• **WHAT THIS TASK INVOLVES**
Filter the entries below, keeping every line that has the word "average".
Start THE RECORDS
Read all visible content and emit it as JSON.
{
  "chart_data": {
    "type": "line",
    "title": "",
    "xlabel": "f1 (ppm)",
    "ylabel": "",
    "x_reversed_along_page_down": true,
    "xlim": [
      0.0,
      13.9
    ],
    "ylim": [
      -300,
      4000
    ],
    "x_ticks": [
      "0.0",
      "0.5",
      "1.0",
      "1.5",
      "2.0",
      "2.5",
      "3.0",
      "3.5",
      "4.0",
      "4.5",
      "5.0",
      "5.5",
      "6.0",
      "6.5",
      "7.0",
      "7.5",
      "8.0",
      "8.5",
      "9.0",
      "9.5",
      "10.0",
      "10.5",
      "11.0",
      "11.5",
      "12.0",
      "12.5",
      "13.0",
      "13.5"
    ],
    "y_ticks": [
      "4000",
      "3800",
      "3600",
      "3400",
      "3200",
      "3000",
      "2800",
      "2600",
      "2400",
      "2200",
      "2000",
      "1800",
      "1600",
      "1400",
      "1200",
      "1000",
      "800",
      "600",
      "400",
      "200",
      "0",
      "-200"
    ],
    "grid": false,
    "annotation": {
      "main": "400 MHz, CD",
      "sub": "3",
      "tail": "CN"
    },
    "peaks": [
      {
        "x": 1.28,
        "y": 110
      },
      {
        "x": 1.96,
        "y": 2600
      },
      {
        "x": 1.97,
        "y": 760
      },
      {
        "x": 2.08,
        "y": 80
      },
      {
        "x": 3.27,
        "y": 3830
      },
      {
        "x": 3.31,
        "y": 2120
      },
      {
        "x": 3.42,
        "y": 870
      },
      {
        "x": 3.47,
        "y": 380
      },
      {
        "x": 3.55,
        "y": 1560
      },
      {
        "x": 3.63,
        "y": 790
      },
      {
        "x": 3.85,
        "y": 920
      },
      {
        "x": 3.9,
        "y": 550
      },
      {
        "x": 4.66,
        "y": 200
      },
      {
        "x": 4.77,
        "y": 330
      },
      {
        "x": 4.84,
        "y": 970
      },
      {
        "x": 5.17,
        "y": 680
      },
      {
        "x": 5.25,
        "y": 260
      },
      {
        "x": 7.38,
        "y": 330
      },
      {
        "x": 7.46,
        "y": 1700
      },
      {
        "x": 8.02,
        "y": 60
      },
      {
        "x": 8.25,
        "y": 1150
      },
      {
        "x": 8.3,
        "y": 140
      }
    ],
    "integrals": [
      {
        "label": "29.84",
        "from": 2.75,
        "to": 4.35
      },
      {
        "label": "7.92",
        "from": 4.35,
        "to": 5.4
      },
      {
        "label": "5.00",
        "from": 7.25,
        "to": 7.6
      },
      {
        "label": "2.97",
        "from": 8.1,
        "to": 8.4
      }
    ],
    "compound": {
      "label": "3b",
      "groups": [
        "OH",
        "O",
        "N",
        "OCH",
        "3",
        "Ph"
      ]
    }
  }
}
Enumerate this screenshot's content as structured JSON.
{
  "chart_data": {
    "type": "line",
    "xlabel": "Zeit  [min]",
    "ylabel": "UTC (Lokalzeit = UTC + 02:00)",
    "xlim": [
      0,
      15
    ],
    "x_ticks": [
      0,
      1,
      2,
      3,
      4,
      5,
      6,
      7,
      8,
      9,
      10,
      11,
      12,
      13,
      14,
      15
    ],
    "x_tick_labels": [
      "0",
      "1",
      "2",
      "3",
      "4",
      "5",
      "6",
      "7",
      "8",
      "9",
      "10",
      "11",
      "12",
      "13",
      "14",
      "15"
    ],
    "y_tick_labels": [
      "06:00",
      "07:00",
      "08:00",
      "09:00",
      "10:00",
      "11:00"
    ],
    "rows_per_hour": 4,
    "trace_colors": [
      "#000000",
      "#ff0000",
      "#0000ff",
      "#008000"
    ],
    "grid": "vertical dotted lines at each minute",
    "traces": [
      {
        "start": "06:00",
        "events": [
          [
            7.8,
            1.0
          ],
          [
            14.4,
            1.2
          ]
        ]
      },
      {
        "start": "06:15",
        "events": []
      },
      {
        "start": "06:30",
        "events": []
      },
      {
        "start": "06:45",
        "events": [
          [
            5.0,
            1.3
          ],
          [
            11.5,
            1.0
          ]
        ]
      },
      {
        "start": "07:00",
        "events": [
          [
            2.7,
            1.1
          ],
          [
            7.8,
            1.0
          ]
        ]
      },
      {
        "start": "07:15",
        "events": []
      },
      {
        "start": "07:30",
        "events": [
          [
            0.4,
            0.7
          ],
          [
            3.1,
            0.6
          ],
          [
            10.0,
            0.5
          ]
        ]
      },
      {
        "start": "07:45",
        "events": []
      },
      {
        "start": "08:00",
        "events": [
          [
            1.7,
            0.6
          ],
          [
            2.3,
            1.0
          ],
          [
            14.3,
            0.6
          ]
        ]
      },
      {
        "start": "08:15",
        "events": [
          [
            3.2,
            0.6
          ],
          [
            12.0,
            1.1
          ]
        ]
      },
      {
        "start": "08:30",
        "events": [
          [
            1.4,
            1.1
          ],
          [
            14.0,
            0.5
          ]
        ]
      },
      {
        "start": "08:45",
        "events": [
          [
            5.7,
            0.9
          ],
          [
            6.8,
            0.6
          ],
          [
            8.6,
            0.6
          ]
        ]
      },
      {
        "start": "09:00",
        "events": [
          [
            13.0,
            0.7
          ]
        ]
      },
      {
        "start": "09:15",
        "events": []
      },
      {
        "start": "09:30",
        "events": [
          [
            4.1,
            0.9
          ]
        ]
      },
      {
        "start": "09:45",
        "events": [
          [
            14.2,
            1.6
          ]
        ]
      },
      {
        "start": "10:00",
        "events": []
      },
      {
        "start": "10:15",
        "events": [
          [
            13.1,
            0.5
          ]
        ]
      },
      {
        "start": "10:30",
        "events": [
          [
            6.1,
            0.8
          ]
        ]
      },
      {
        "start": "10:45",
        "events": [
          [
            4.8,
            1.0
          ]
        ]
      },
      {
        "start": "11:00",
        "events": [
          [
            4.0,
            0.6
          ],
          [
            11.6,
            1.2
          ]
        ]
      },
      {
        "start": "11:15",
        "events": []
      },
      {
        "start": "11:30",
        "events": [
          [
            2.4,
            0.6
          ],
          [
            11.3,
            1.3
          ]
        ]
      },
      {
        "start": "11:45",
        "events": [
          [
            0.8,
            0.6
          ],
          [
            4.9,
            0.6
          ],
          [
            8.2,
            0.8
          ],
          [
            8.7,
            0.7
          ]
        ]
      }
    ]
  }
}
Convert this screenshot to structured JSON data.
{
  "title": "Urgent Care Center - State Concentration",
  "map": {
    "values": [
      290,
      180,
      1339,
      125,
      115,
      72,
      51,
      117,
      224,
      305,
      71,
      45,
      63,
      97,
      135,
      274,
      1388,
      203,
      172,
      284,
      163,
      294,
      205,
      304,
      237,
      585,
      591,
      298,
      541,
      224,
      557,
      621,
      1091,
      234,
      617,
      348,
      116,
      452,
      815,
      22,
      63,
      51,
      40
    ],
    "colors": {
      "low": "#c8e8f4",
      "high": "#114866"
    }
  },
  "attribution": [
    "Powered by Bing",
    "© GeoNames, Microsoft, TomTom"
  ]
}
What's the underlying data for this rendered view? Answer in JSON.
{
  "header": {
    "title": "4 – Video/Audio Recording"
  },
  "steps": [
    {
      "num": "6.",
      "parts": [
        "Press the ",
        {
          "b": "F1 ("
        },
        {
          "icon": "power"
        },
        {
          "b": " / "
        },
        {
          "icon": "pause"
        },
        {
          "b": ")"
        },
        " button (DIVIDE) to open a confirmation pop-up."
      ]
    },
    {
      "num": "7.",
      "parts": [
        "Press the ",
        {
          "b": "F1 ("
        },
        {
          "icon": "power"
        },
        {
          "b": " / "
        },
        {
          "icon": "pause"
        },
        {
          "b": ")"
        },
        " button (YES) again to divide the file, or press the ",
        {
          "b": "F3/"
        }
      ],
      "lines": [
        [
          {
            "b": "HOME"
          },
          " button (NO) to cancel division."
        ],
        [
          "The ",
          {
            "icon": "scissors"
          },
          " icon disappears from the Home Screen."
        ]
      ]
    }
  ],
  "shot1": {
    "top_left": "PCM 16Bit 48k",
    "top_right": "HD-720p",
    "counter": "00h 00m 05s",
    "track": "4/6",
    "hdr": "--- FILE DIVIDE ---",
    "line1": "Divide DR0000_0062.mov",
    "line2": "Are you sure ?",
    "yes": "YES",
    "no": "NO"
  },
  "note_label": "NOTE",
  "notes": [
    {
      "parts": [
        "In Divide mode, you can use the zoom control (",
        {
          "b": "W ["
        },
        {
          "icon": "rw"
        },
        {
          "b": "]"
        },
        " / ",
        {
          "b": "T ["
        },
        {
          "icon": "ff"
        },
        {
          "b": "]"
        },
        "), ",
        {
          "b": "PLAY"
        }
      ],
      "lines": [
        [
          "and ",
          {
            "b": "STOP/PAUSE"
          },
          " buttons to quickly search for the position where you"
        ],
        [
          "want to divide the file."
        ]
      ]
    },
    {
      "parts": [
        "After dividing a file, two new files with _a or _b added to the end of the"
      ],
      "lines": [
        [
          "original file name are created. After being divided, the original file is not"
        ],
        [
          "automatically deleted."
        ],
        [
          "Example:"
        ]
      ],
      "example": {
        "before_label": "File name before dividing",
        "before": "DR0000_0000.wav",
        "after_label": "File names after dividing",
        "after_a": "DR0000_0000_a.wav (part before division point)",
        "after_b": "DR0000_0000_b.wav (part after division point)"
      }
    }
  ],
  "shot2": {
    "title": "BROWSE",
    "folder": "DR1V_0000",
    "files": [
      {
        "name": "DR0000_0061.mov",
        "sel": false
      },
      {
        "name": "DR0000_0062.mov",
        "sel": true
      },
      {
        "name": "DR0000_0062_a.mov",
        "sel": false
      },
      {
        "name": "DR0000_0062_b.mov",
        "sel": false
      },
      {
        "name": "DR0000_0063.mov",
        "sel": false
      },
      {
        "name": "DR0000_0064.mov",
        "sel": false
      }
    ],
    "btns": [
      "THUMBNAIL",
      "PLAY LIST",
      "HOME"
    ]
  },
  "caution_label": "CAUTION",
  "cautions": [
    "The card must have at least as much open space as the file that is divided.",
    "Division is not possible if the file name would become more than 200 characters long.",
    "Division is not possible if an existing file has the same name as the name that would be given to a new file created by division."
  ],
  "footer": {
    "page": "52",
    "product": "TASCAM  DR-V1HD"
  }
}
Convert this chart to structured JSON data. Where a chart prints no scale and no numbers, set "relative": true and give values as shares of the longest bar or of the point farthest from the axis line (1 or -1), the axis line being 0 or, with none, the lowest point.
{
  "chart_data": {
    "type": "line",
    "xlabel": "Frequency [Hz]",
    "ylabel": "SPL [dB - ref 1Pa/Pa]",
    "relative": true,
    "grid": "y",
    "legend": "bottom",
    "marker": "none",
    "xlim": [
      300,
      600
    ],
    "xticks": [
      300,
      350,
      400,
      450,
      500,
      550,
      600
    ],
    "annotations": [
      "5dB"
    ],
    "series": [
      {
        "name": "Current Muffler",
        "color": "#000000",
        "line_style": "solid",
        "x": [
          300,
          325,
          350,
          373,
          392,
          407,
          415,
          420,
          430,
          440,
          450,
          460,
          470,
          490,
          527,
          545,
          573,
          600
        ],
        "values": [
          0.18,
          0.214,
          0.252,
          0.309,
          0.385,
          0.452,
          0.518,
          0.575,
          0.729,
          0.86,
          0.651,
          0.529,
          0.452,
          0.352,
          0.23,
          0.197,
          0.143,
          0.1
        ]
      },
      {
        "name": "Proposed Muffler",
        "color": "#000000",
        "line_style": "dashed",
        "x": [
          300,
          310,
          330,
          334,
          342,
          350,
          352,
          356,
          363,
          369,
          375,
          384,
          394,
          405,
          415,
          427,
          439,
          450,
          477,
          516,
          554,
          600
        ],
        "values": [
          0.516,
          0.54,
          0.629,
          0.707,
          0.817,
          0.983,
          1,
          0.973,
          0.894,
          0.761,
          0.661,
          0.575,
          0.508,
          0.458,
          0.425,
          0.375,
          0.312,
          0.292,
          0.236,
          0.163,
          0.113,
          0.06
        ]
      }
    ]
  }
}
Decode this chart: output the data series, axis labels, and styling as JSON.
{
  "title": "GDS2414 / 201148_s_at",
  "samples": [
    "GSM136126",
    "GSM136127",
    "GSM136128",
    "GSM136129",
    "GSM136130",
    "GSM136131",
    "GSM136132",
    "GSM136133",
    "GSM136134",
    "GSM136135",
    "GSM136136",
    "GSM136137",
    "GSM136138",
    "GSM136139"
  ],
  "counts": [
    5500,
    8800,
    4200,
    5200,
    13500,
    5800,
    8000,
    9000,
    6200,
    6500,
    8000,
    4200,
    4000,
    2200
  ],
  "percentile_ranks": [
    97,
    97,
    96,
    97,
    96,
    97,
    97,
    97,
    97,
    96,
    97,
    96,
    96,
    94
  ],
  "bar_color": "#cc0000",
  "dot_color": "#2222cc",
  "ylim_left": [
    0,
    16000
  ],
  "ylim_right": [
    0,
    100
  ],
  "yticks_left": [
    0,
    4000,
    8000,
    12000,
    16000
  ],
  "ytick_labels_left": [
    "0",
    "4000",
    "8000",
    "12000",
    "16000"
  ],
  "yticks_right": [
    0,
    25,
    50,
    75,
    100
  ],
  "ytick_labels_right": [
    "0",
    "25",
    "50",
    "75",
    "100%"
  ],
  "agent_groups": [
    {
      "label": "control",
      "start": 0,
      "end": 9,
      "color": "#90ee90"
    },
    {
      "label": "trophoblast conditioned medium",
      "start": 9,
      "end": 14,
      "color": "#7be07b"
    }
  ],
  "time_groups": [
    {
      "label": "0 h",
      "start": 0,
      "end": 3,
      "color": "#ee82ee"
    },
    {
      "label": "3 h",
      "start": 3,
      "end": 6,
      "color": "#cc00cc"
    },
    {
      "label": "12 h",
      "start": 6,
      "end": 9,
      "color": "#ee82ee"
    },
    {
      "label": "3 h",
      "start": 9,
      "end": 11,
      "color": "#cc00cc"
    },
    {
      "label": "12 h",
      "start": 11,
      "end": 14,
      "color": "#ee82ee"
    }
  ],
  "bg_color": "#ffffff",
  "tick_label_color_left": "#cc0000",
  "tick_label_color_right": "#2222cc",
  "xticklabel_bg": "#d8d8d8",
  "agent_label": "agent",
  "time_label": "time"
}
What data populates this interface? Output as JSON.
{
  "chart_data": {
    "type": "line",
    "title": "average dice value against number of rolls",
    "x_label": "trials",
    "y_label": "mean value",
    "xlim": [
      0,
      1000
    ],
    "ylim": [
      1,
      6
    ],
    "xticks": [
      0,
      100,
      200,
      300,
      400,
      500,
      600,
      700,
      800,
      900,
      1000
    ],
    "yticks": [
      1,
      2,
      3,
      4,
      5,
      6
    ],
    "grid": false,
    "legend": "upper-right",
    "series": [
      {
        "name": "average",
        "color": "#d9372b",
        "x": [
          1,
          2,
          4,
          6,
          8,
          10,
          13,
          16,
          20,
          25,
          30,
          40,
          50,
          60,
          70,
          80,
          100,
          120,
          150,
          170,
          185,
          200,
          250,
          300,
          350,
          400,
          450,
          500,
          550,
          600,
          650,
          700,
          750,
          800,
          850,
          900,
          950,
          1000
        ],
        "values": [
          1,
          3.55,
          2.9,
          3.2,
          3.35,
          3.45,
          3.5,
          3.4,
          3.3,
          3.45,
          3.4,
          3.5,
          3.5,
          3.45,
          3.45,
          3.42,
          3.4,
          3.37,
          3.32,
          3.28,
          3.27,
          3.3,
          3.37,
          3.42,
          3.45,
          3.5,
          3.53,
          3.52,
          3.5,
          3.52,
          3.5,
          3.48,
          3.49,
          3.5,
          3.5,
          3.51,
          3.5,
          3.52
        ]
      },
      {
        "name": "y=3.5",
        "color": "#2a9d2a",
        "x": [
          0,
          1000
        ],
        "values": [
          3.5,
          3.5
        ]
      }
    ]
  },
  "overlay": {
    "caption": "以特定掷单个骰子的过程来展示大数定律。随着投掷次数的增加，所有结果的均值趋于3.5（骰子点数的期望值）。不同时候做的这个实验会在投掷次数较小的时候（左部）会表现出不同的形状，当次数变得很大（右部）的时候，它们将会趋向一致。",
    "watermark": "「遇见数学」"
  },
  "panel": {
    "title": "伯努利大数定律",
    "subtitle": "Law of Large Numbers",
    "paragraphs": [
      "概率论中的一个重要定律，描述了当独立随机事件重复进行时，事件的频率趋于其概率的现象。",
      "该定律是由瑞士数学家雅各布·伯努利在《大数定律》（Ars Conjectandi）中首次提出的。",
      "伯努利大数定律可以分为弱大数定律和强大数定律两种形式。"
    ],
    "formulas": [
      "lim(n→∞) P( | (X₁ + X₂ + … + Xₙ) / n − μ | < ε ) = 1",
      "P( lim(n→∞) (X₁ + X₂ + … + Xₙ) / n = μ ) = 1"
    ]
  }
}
End THE RECORDS
• **WRITTEN ANSWER**
    "title": "average dice value against number of rolls",
        "name": "average",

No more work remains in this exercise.